• [Aim a] Repeat the passage of the article on eVTOL flight testing starting at "NASA’s Langley Research" and ending at "Certification (FlyTEC) study.".

City skies in the not-so-distant future will start to come alive as air taxis and drones zip around delivering people and goods faster than ever. Many of these new aircraft in the future sky will have the ability to take off from landing pads on tall buildings and land on another, much like a helicopter, but with the added ability to transition to forward flight like that of an airplane—all while being powered electrically.
These novel electric vertical take-off and landing (eVTOL) aircraft being developed by the aerospace industry are likely to have new features and capabilities enabled by this electric propulsion that have not been previously certified by the Federal Aviation Administration (FAA). Furthermore, these features are likely to be managed through electronic flight controls, known as fly-by-wire, which in many cases have new integrated protections and control functions designed to provide safe and predictable control responses for the pilot throughout the flight of these unique aircraft.
NASA’s Langley Research Center in Hampton, Virginia, and the Adaptive Aerospace Group (AAG) recently completed a round of evaluations and demonstrations for the FAA and the United States Air Force (USAF) using advanced simulators for the Fly-By-Wire Mission Task Element Development and Certification (FlyTEC) study.
“The goal of the effort is to develop candidate flight-test tasks, known as mission task elements (MTE).” said Kenneth Goodrich, deputy project manager for technology for the Advanced Air Mobility (AAM) project. “These MTEs can be used in flight tests and piloted-simulations to assess whether an aircraft’s response to the pilot’s primary control inputs safely meet the intent of the FAA’s certification requirements.”
The MTEs developed were evaluated using an eVTOL simulation model AAG developed that is representative of NASA’s Revolutionary Vertical Lift (RVLT) project’s Lift + Cruise configuration. The flight control concept was developed to make the vertical takeoff and landing part of a VTOL aircraft easier to manage than a conventional helicopter.
NASA Langley and the AAM Project contributed the entry into the Flight Simulation Facilities (FSF) which provide real-time, high-fidelity, full-mission, human-in-the-loop capabilities to replicate the control systems of air and space vehicles as accurately as possible.

• [Data listing]

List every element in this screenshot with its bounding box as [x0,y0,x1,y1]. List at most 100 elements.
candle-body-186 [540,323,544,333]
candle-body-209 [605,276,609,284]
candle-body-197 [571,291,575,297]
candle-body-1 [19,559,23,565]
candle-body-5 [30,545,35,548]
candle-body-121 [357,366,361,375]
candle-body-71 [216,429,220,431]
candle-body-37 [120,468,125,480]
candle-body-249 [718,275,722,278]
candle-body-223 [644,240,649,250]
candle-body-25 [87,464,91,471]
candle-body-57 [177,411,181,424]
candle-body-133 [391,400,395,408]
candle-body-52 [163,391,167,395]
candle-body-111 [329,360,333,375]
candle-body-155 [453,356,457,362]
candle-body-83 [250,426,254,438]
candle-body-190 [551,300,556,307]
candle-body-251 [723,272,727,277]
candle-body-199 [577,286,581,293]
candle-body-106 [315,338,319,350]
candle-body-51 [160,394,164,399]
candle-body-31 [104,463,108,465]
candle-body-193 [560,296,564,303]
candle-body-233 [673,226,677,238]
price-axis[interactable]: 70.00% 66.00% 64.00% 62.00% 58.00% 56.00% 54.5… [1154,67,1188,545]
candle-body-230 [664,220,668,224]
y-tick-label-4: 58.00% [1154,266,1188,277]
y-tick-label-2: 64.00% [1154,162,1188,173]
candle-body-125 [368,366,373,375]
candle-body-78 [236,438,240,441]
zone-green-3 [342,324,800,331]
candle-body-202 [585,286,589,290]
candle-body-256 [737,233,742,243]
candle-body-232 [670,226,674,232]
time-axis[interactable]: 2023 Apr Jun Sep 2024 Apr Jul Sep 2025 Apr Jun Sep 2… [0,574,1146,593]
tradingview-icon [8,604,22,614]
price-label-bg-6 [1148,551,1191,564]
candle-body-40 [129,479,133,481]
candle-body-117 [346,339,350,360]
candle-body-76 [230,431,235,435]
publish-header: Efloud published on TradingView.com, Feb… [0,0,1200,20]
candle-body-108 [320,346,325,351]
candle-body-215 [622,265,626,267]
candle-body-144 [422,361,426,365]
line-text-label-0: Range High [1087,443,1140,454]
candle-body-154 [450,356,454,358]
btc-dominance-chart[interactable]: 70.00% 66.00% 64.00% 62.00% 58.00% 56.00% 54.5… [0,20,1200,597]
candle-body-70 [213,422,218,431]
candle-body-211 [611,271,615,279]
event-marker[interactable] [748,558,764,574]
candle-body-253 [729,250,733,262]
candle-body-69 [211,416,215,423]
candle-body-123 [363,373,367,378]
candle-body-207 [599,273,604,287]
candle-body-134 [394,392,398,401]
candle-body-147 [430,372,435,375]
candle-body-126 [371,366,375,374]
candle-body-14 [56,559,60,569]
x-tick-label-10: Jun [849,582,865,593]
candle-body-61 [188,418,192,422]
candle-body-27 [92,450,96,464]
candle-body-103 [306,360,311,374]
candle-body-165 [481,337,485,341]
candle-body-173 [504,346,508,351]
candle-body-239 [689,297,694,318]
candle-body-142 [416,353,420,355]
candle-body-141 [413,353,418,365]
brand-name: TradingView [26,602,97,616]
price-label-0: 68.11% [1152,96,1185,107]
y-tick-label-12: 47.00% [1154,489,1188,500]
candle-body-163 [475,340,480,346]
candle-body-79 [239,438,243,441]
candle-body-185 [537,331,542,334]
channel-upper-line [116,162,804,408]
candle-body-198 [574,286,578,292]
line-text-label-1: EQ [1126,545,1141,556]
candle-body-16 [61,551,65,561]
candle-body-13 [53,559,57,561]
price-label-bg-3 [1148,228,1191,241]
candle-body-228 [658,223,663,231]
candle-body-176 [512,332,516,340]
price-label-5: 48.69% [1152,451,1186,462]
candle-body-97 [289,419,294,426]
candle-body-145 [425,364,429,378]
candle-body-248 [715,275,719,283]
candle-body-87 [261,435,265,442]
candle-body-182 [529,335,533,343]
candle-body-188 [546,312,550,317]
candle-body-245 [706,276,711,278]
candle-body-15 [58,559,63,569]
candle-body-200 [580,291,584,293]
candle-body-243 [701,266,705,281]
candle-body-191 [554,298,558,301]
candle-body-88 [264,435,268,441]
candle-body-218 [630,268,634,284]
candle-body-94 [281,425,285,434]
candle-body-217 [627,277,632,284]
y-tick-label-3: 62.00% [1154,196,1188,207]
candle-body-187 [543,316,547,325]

• [Aim b] Keep only the lines of the records that contain the string "price", matching its case exactly, and copy each of those lines.

• [Written answer a]
NASA’s Langley Research Center in Hampton, Virginia, and the Adaptive Aerospace Group (AAG) recently completed a round of evaluations and demonstrations for the FAA and the United States Air Force (USAF) using advanced simulators for the Fly-By-Wire Mission Task Element Development and Certification (FlyTEC) study.

• [Written answer b]
price-axis[interactable]: 70.00% 66.00% 64.00% 62.00% 58.00% 56.00% 54.5… [1154,67,1188,545]
price-label-bg-6 [1148,551,1191,564]
price-label-0: 68.11% [1152,96,1185,107]
price-label-bg-3 [1148,228,1191,241]
price-label-5: 48.69% [1152,451,1186,462]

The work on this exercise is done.